DATA LISTING:
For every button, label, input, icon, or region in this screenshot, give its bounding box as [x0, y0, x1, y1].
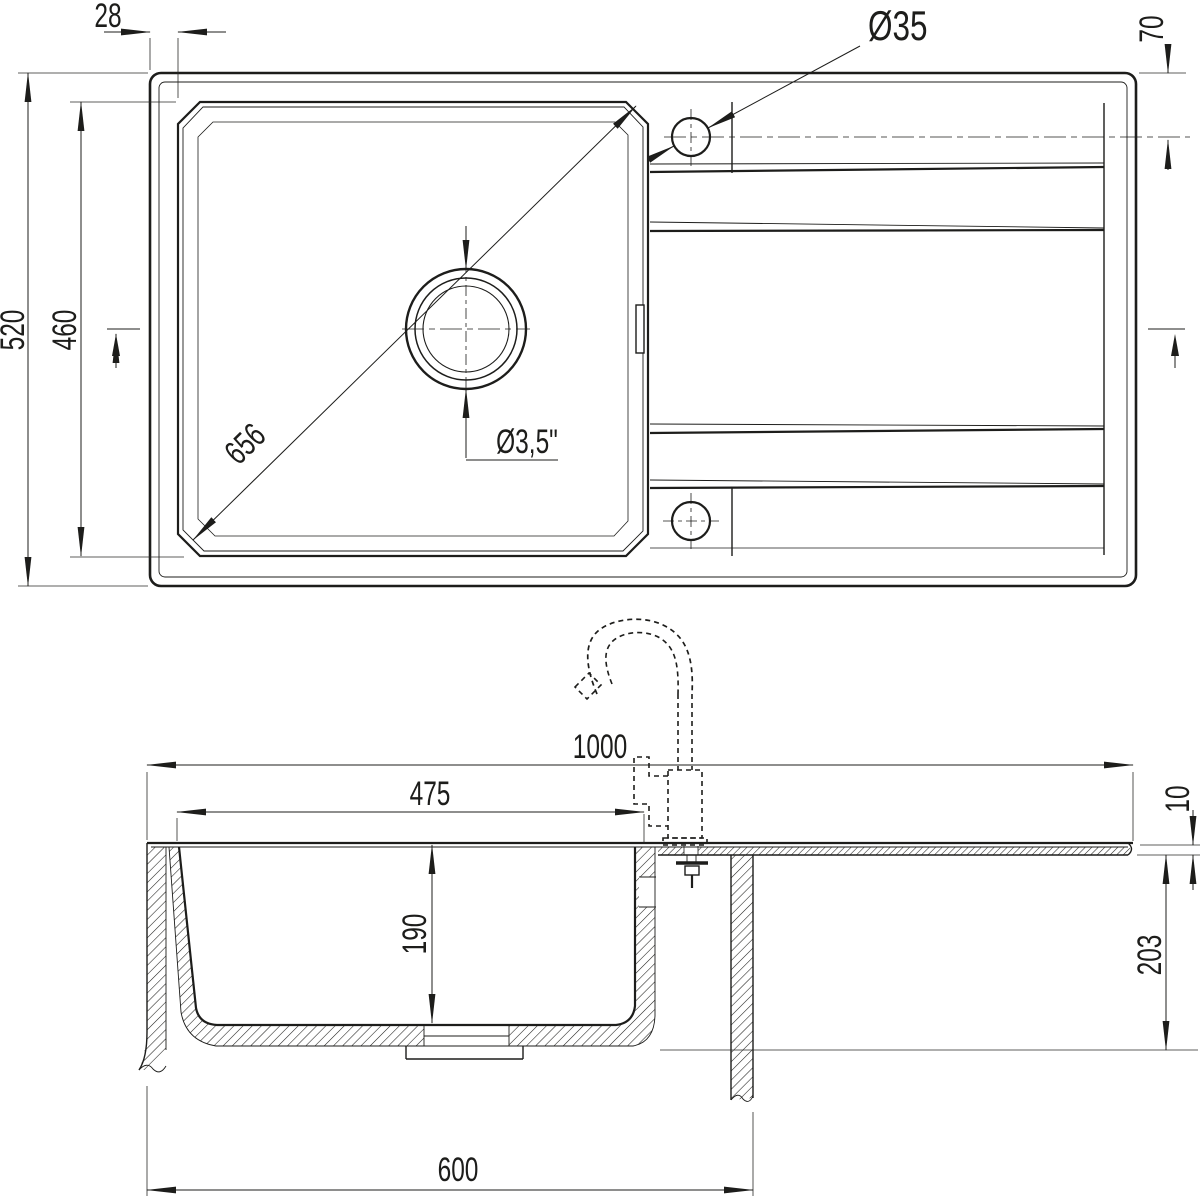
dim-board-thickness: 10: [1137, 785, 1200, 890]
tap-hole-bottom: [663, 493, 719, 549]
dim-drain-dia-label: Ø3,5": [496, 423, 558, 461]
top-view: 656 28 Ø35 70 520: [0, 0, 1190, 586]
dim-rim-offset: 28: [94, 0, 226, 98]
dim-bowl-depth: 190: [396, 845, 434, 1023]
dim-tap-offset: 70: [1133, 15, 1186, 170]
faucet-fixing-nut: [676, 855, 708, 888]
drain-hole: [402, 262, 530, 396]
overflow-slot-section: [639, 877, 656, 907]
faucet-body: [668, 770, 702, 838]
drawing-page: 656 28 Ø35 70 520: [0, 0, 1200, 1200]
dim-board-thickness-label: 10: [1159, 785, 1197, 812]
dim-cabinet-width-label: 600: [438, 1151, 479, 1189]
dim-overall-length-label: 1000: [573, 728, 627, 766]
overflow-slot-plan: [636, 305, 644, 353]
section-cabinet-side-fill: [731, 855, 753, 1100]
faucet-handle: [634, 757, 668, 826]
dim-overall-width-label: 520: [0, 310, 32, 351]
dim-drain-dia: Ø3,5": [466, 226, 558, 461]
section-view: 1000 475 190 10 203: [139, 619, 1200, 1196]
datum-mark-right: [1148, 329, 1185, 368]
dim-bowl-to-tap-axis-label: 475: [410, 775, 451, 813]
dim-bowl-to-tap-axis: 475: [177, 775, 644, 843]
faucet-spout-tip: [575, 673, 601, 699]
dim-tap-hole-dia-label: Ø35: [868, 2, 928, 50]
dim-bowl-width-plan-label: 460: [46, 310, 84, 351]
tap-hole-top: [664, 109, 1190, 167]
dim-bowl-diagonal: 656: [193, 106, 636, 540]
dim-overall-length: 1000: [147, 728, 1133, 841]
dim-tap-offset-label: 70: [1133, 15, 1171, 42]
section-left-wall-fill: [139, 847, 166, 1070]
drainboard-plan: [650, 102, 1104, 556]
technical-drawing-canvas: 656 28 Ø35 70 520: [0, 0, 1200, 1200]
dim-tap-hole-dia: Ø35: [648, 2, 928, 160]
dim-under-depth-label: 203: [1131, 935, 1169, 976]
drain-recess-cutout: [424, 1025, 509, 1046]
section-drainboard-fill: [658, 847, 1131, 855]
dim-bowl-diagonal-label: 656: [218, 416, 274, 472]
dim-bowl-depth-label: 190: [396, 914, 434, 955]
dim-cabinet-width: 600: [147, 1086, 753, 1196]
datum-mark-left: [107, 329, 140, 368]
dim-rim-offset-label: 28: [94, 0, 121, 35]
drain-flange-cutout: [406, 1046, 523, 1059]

--

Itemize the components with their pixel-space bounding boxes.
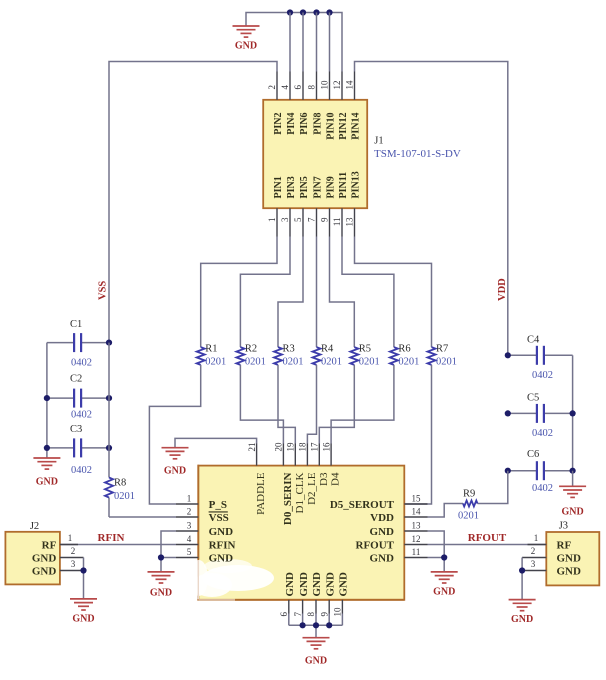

OBJECTIVE: Please transcribe the material from the line with "For every button, label, input, icon, or" to the line with "dim-tap-hole-dia-label: Ø35: [868, 2, 928, 50]", both included, and leave the pictures out of your answer.

TASK OUTPUT:
For every button, label, input, icon, or region in this screenshot, give its bounding box as [x0, y0, x1, y1].
dim-board-thickness: 10: [1137, 785, 1200, 890]
tap-hole-bottom: [663, 493, 719, 549]
dim-drain-dia-label: Ø3,5": [496, 423, 558, 461]
top-view: 656 28 Ø35 70 520: [0, 0, 1190, 586]
dim-rim-offset: 28: [94, 0, 226, 98]
dim-bowl-depth: 190: [396, 845, 434, 1023]
dim-tap-offset: 70: [1133, 15, 1186, 170]
faucet-fixing-nut: [676, 855, 708, 888]
drain-hole: [402, 262, 530, 396]
overflow-slot-section: [639, 877, 656, 907]
faucet-body: [668, 770, 702, 838]
drawing-page: 656 28 Ø35 70 520: [0, 0, 1200, 1200]
dim-board-thickness-label: 10: [1159, 785, 1197, 812]
dim-cabinet-width-label: 600: [438, 1151, 479, 1189]
dim-overall-length-label: 1000: [573, 728, 627, 766]
overflow-slot-plan: [636, 305, 644, 353]
section-cabinet-side-fill: [731, 855, 753, 1100]
faucet-handle: [634, 757, 668, 826]
dim-overall-width-label: 520: [0, 310, 32, 351]
dim-drain-dia: Ø3,5": [466, 226, 558, 461]
section-view: 1000 475 190 10 203: [139, 619, 1200, 1196]
datum-mark-right: [1148, 329, 1185, 368]
dim-bowl-to-tap-axis-label: 475: [410, 775, 451, 813]
dim-bowl-to-tap-axis: 475: [177, 775, 644, 843]
faucet-spout-tip: [575, 673, 601, 699]
dim-tap-hole-dia-label: Ø35: [868, 2, 928, 50]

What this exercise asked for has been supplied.